In the image above, the authors splited the parameters into 2 different GPUs, since the parameters are too much for 1 GPU.

Some points to be noted in developing the network:
- All layers in AlexNet use relu activation function.
- All kernel weights are initialized using **Gaussian distribution** with mean **0** and standard deviation **0.01**.
- All bias weights are initialized using constant **0** or **1**. Initialization with constant 1 accelerates the early learning stages. However, I'm not sure why the author didn't use constant 1 initialization in every layer. My best guess is that the author found that the learning was very slow in several layers.

### 0. Input Layer
I create placeholder for the batch of the image with size of 224x224 with 3 channels (RGB). I also create placeholder for the label.

In [2]:
with tf.variable_scope('input_layer'):
    image_batch = tf.placeholder(tf.float32, [None,224,224,3],
                                 'image_batch')
    print 'image_batch:', image_batch
    label_batch = tf.placeholder(tf.int32, [None], 'label_batch')
    print 'label_batch:', label_batch

image_batch: Tensor("input_layer/image_batch:0", shape=(?, 224, 224, 3), dtype=float32)

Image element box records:
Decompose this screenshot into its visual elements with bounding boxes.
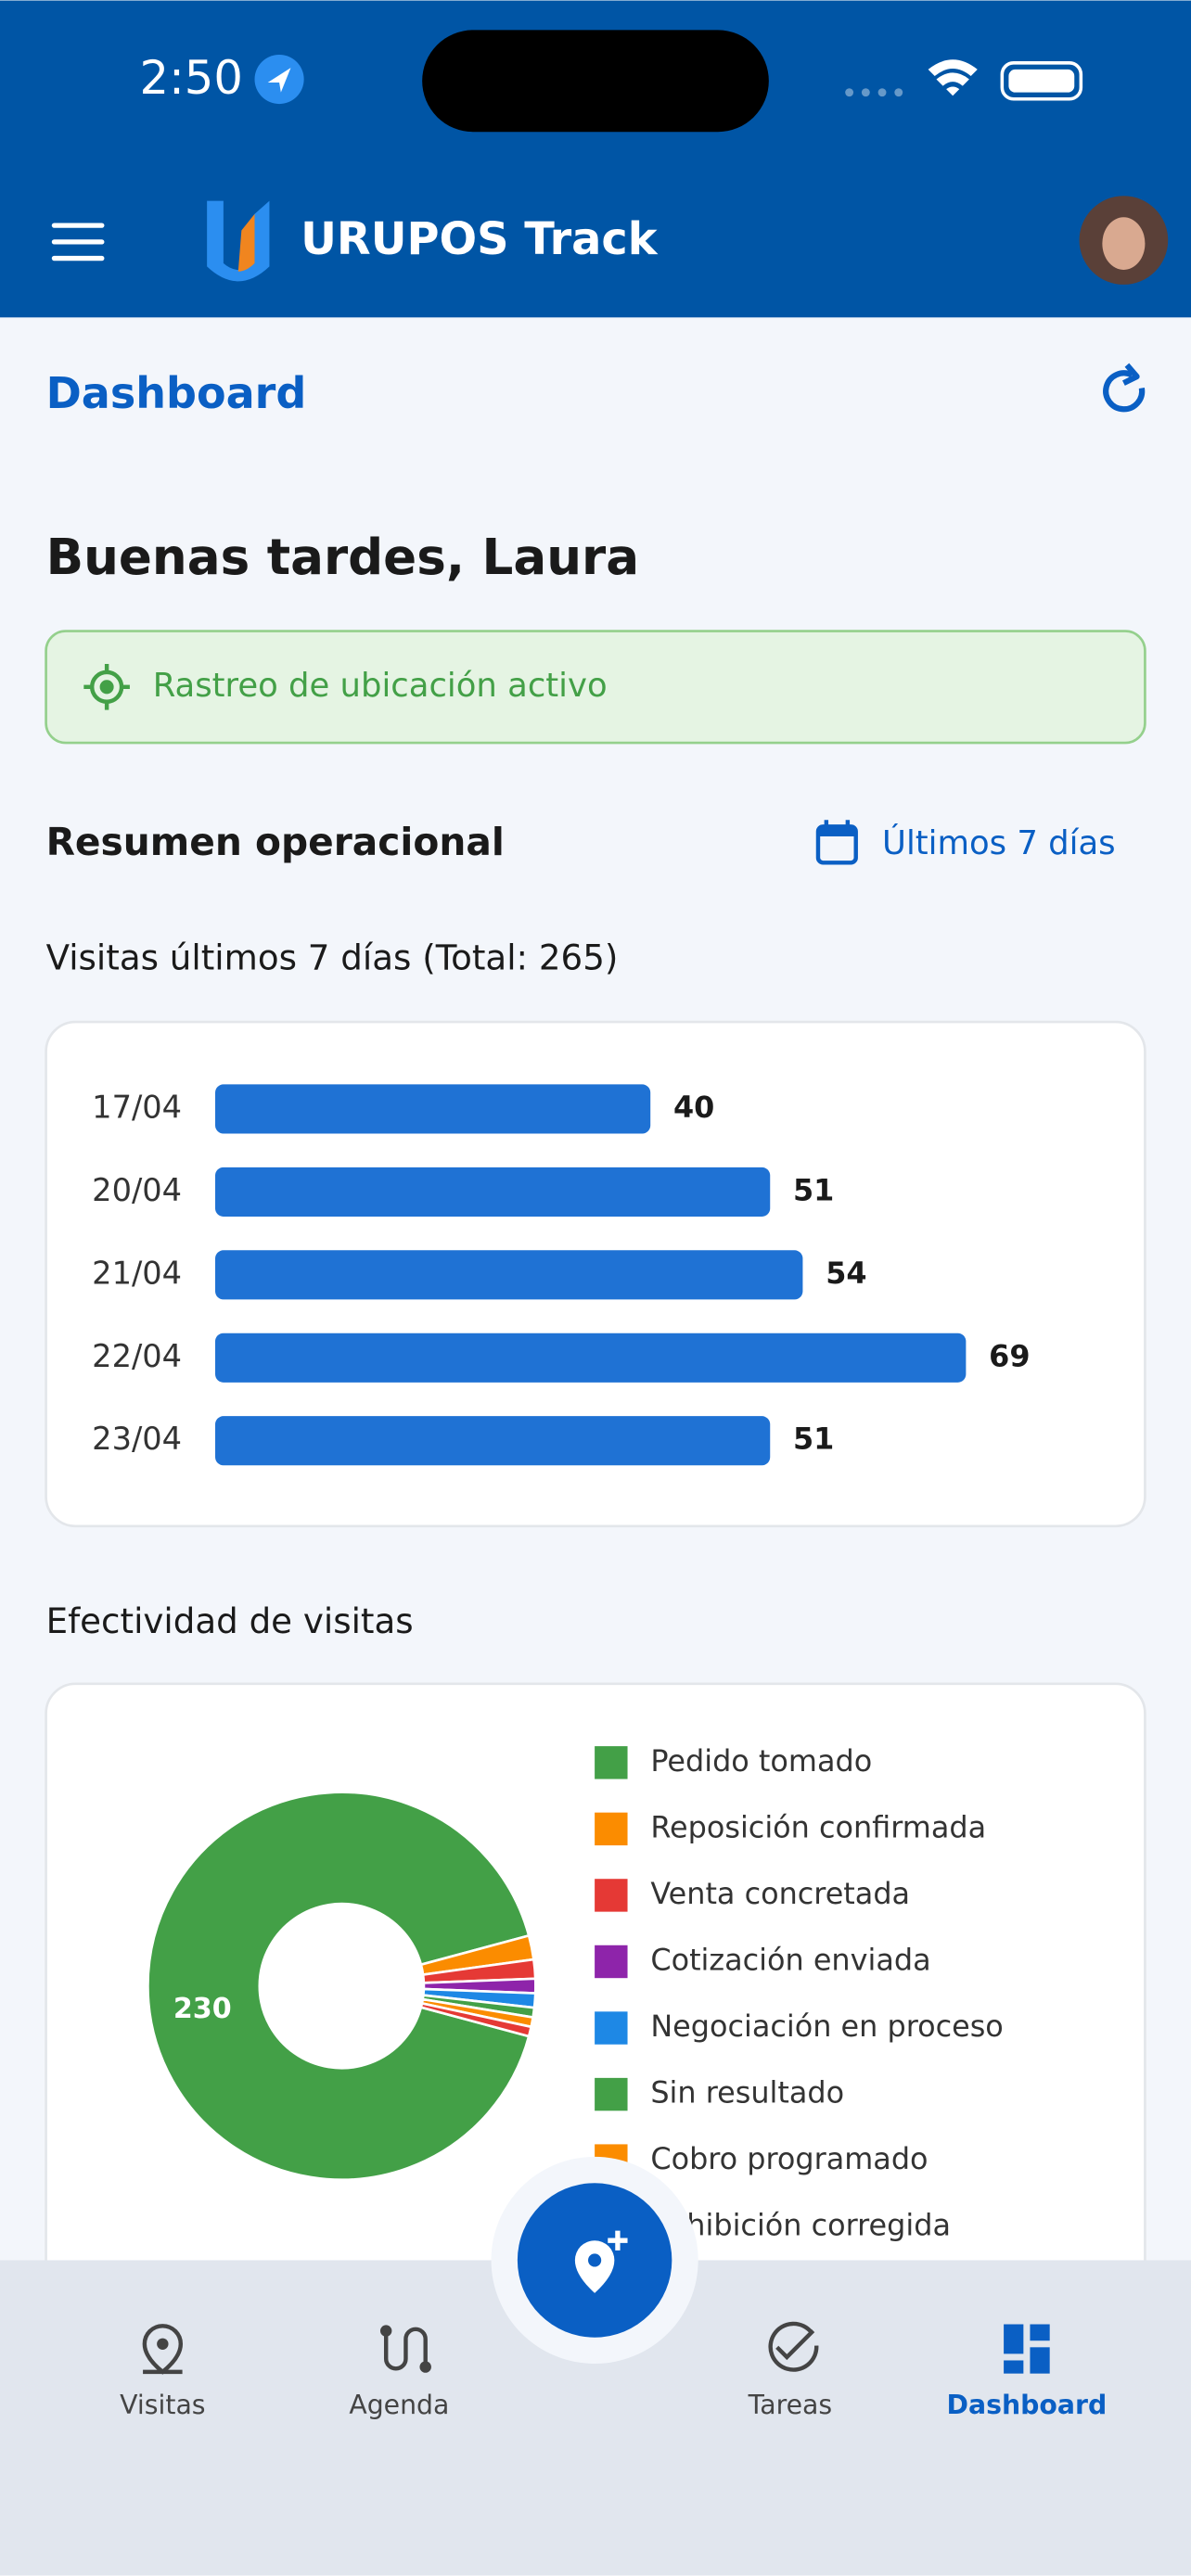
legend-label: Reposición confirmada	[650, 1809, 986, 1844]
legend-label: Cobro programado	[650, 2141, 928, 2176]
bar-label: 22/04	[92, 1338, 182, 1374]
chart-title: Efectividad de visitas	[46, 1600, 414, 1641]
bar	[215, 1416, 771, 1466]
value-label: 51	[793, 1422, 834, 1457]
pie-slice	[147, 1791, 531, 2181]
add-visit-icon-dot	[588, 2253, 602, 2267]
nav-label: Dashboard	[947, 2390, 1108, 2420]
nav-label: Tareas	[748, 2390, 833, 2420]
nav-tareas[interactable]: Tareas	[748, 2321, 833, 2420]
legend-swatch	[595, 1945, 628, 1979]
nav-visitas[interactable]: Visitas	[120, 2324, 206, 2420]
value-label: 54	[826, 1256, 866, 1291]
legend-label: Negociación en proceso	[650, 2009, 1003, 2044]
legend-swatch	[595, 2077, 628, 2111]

= Do this =
Write the next part of the AlexNet tutorial, picking up right after its last line. The items here are separate material, unconnected to the AlexNet tutorial.

= Result below =
label_batch: Tensor("input_layer/label_batch:0", shape=(?,), dtype=int32)


### 1. Convolution Layer 1
The output from the previous layer is filtered with 96 convolutional kernels with size 11x11x3, strides 4x4, and 'SAME' padding. The result passes through the [*Local Response Normalization*](https://prateekvjoshi.com/2016/04/05/what-is-local-response-normalization-in-convolutional-neural-networks/) (LRN) (with the setup similar to the paper). The idea of LRN is to normalize the kernel from the activation function based on the sum of the adjacent kernels, since the output from relu might be very big. Finally, the result passes *Maxpool* with size 2x2 and stride 1x1.

In [3]:
with tf.variable_scope('conv_layer_1'):
    conv1 = tf.layers.conv2d(inputs=image_batch, filters=96,
            kernel_size=[11,11], strides=(4,4), padding='SAME',
            activation=tf.nn.relu,
            bias_initializer=tf.zeros_initializer(),
            kernel_initializer=tf.random_normal_initializer(0, 0.01))
    conv1 = tf.identity(conv1, name='conv1') # to rename the tensor
    print 'conv1:', conv1
    lrn1 = tf.nn.lrn(conv1, depth_radius=5, bias=2, alpha=1e-4,
                     beta=0.75, name='lrn1')
    print 'lrn1:', lrn1
    maxpool1 = tf.layers.max_pooling2d(inputs=lrn1, pool_size=[2,2],
                                       strides=(1,1))
    maxpool1 = tf.identity(maxpool1, name='maxpool1')
    print 'maxpool1:', maxpool1

conv1: Tensor("conv_layer_1/conv1:0", shape=(?, 56, 56, 96), dtype=float32)
lrn1: Tensor("conv_layer_1/lrn1:0", shape=(?, 56, 56, 96), dtype=float32)
maxpool1: Tensor("conv_layer_1/maxpool1:0", shape=(?, 55, 55, 96), dtype=float32)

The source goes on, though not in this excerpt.